◆ **Provided information**:
* * *

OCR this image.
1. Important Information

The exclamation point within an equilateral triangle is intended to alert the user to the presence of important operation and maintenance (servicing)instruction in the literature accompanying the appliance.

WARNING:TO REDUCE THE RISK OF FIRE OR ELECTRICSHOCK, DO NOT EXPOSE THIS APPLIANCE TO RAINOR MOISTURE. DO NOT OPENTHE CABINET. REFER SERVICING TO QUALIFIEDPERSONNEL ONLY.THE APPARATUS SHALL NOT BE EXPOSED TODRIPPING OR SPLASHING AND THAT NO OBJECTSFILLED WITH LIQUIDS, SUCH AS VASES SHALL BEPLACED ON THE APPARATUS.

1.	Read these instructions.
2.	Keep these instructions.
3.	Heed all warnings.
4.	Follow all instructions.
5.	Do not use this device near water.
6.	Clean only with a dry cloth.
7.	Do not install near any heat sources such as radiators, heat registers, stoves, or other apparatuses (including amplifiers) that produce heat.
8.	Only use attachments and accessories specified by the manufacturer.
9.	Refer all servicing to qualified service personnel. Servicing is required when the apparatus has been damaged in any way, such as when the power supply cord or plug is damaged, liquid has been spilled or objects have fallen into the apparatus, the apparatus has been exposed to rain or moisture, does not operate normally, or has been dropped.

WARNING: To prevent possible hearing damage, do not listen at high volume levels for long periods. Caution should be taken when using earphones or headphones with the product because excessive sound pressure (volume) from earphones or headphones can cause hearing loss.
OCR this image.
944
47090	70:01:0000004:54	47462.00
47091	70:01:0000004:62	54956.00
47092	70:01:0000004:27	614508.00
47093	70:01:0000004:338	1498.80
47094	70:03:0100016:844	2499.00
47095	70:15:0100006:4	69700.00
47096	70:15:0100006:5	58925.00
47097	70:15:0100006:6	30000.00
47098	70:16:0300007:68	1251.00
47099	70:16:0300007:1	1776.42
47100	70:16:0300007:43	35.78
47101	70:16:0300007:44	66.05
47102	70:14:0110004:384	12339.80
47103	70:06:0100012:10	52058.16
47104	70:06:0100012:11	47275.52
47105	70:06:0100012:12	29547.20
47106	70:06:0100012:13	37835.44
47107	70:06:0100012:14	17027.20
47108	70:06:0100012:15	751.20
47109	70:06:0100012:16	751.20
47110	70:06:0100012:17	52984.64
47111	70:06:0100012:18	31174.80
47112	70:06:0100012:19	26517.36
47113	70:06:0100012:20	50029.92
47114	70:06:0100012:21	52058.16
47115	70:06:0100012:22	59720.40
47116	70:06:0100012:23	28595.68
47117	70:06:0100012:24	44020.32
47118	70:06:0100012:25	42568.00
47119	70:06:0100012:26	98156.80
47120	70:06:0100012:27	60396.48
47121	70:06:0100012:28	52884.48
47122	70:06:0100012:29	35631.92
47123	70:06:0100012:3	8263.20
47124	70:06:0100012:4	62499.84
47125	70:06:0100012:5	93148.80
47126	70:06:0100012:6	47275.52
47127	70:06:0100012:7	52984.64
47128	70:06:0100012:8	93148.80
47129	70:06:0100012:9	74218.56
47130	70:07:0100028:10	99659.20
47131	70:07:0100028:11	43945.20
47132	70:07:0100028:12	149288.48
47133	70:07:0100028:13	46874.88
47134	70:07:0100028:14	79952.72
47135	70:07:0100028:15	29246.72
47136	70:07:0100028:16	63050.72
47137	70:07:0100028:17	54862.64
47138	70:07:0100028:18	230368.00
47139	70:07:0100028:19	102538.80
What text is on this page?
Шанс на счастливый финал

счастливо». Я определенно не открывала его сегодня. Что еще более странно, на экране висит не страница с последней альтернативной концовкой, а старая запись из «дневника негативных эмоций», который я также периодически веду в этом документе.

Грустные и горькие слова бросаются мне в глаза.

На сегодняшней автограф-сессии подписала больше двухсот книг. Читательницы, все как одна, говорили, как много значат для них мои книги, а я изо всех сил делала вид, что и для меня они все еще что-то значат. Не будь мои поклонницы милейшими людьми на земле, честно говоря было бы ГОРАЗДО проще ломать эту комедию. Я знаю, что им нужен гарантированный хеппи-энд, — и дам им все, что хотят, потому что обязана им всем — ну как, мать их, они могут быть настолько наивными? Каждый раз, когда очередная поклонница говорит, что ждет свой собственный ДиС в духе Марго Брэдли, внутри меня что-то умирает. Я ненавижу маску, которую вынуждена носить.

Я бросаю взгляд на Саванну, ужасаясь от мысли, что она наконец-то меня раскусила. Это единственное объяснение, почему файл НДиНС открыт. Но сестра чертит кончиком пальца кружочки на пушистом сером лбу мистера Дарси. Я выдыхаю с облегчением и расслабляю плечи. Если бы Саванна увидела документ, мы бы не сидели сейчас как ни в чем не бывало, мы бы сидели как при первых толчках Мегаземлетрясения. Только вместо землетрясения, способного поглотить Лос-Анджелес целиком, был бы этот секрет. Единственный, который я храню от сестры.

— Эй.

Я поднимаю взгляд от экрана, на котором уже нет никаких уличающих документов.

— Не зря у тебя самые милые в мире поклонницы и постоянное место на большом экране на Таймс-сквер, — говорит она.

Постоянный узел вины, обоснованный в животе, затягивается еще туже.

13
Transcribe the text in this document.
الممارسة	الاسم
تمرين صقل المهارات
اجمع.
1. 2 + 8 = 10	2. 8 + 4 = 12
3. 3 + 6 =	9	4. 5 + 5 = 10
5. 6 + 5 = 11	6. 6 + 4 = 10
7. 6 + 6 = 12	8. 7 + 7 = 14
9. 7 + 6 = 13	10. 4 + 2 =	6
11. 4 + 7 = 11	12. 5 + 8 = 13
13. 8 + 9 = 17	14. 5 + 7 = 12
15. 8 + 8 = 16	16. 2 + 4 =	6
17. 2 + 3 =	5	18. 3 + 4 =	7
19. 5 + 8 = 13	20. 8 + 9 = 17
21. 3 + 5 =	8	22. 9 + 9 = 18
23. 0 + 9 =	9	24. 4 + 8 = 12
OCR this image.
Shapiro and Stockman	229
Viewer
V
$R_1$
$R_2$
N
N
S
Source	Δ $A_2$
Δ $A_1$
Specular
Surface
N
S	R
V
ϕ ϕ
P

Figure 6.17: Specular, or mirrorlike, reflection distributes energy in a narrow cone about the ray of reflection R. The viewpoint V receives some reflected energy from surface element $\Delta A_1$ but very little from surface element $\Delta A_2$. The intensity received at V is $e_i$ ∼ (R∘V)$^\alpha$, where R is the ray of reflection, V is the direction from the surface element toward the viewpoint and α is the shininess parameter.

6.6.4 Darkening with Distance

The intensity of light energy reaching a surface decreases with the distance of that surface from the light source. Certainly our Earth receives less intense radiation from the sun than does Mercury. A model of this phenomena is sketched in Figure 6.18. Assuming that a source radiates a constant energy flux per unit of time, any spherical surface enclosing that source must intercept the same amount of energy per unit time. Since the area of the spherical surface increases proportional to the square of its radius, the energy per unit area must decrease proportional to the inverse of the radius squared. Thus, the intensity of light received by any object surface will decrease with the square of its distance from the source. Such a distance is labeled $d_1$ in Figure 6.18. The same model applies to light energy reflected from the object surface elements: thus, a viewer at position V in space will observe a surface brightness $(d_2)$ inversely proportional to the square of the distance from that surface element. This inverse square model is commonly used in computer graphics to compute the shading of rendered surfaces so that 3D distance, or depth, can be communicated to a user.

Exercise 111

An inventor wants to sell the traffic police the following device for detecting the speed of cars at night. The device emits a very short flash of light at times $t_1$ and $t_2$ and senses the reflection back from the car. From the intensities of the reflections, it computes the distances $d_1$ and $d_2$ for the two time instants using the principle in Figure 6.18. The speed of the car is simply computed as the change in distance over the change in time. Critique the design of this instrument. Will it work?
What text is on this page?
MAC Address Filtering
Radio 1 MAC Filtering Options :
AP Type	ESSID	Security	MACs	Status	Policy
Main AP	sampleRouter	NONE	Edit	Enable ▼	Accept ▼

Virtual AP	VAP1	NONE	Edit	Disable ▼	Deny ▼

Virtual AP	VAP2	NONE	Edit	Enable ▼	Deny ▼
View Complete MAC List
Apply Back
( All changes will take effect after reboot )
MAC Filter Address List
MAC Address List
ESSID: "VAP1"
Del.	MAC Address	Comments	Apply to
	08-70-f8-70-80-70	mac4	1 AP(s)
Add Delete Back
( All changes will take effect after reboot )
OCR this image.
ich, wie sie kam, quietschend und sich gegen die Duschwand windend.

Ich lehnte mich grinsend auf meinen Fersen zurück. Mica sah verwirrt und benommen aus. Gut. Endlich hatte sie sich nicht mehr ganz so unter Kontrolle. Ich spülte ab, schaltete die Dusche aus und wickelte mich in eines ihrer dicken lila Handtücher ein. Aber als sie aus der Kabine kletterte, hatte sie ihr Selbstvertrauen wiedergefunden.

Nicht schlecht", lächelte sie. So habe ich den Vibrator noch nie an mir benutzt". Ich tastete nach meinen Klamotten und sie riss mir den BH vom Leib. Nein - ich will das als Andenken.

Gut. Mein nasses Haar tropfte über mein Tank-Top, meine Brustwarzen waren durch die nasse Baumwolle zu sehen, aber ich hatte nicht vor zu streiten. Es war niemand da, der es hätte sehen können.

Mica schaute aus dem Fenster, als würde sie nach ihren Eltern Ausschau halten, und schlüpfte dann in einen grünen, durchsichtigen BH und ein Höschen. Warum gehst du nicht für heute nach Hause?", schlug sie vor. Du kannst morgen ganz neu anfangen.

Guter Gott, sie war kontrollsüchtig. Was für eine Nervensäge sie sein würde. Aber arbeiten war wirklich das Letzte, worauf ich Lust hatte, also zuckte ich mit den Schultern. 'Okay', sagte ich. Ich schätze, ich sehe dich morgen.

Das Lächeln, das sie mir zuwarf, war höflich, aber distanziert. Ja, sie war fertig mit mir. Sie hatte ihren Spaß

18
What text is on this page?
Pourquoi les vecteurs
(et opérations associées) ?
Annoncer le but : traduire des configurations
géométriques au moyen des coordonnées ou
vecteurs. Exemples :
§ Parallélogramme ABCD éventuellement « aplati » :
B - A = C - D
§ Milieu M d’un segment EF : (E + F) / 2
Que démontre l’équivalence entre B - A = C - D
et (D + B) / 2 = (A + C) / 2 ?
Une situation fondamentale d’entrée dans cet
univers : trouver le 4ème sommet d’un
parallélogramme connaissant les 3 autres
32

* * *

◆ **Stated task**: Go through the material line by line. Show each line that contains the string "Address".

◆ **Exercise output**:
MAC Address Filtering
MAC Filter Address List
MAC Address List
Del.	MAC Address	Comments	Apply to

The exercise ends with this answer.